** begin Supplied records **
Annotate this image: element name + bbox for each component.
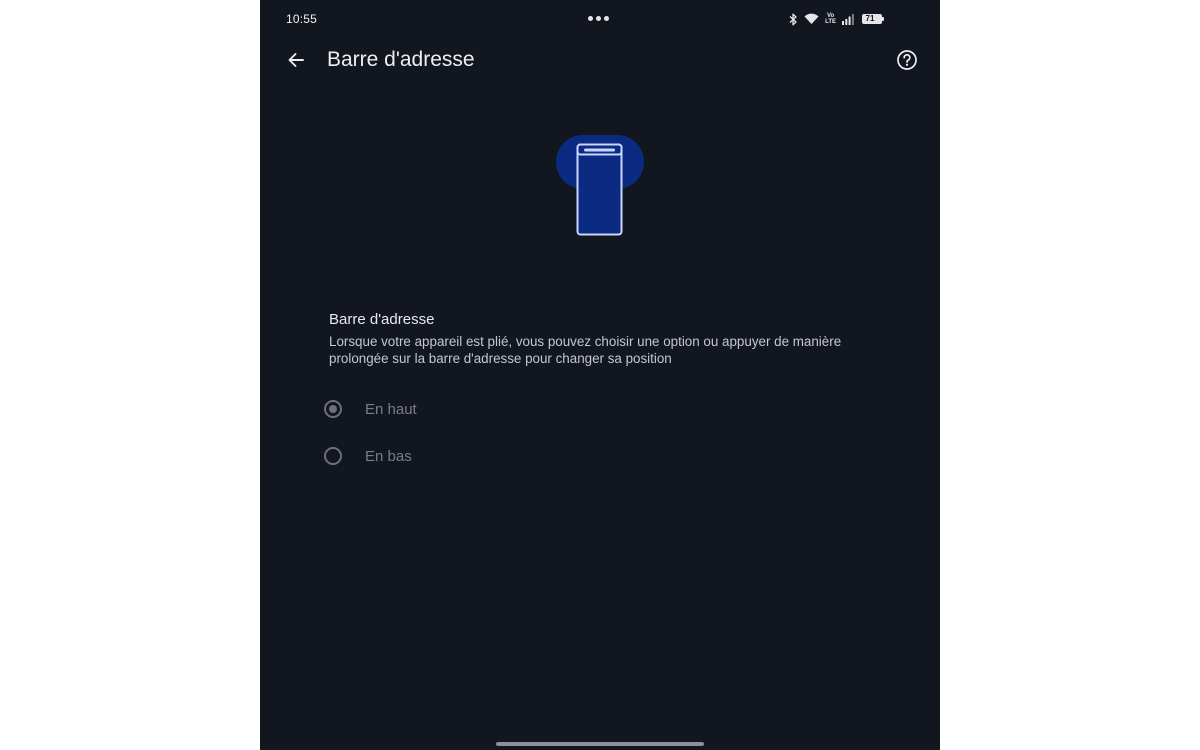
section-title: Barre d'adresse (329, 311, 435, 328)
more-notifications-icon (588, 16, 612, 22)
option-bottom[interactable]: En bas (324, 441, 412, 471)
arrow-back-icon (288, 53, 304, 67)
status-time: 10:55 (286, 12, 318, 26)
page-title: Barre d'adresse (327, 48, 475, 71)
radio-bottom[interactable] (324, 447, 342, 465)
section-description: Lorsque votre appareil est plié, vous po… (329, 334, 842, 366)
help-circle-icon (897, 50, 917, 70)
option-bottom-label: En bas (365, 447, 412, 465)
wifi-icon (804, 13, 819, 25)
status-icons: Vo LTE 71 (789, 10, 884, 28)
phone-top-address-bar-icon (556, 135, 644, 236)
signal-icon (842, 13, 854, 25)
option-top-label: En haut (365, 400, 417, 418)
back-button[interactable] (282, 46, 310, 74)
battery-icon: 71 (862, 14, 884, 24)
phone-top-address-bar-illustration (556, 133, 644, 237)
help-button[interactable] (894, 47, 920, 73)
option-top[interactable]: En haut (324, 394, 417, 424)
radio-top[interactable] (324, 400, 342, 418)
home-indicator[interactable] (496, 742, 704, 746)
bluetooth-icon (789, 13, 798, 26)
volte-icon: Vo LTE (825, 13, 836, 25)
phone-screen: 10:55 Vo LTE 71 Barre d'adresse Barre d'… (260, 0, 940, 750)
status-bar: 10:55 Vo LTE 71 (260, 0, 940, 38)
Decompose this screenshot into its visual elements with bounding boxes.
** end Supplied records **
Convert the lines above into a Markdown table with the columns "No." and "Line", numbering each row and omitting blank lines. Leave the pictures out.

_Task answer_
| No. | Line |
|---|---|
| 1 | Annotate this image: element name + bbox for each component. |
| 2 | section-title: Barre d'adresse (329, 311, 435, 328) |
| 3 | more-notifications-icon (588, 16, 612, 22) |
| 4 | option-bottom[interactable]: En bas (324, 441, 412, 471) |
| 5 | arrow-back-icon (288, 53, 304, 67) |
| 6 | status-time: 10:55 (286, 12, 318, 26) |
| 7 | page-title: Barre d'adresse (327, 48, 475, 71) |
| 8 | radio-bottom[interactable] (324, 447, 342, 465) |
| 9 | section-description: Lorsque votre appareil est plié, vous po… (329, 334, 842, 366) |
| 10 | help-circle-icon (897, 50, 917, 70) |
| 11 | option-bottom-label: En bas (365, 447, 412, 465) |
| 12 | wifi-icon (804, 13, 819, 25) |
| 13 | status-icons: Vo LTE 71 (789, 10, 884, 28) |
| 14 | phone-top-address-bar-icon (556, 135, 644, 236) |
| 15 | signal-icon (842, 13, 854, 25) |
| 16 | option-top-label: En haut (365, 400, 417, 418) |
| 17 | back-button[interactable] (282, 46, 310, 74) |
| 18 | battery-icon: 71 (862, 14, 884, 24) |
| 19 | phone-top-address-bar-illustration (556, 133, 644, 237) |
| 20 | help-button[interactable] (894, 47, 920, 73) |
| 21 | option-top[interactable]: En haut (324, 394, 417, 424) |
| 22 | radio-top[interactable] (324, 400, 342, 418) |
| 23 | home-indicator[interactable] (496, 742, 704, 746) |
| 24 | bluetooth-icon (789, 13, 798, 26) |
| 25 | volte-icon: Vo LTE (825, 13, 836, 25) |
| 26 | phone-screen: 10:55 Vo LTE 71 Barre d'adresse Barre d'… (260, 0, 940, 750) |
| 27 | status-bar: 10:55 Vo LTE 71 (260, 0, 940, 38) |
| 28 | Decompose this screenshot into its visual elements with bounding boxes. |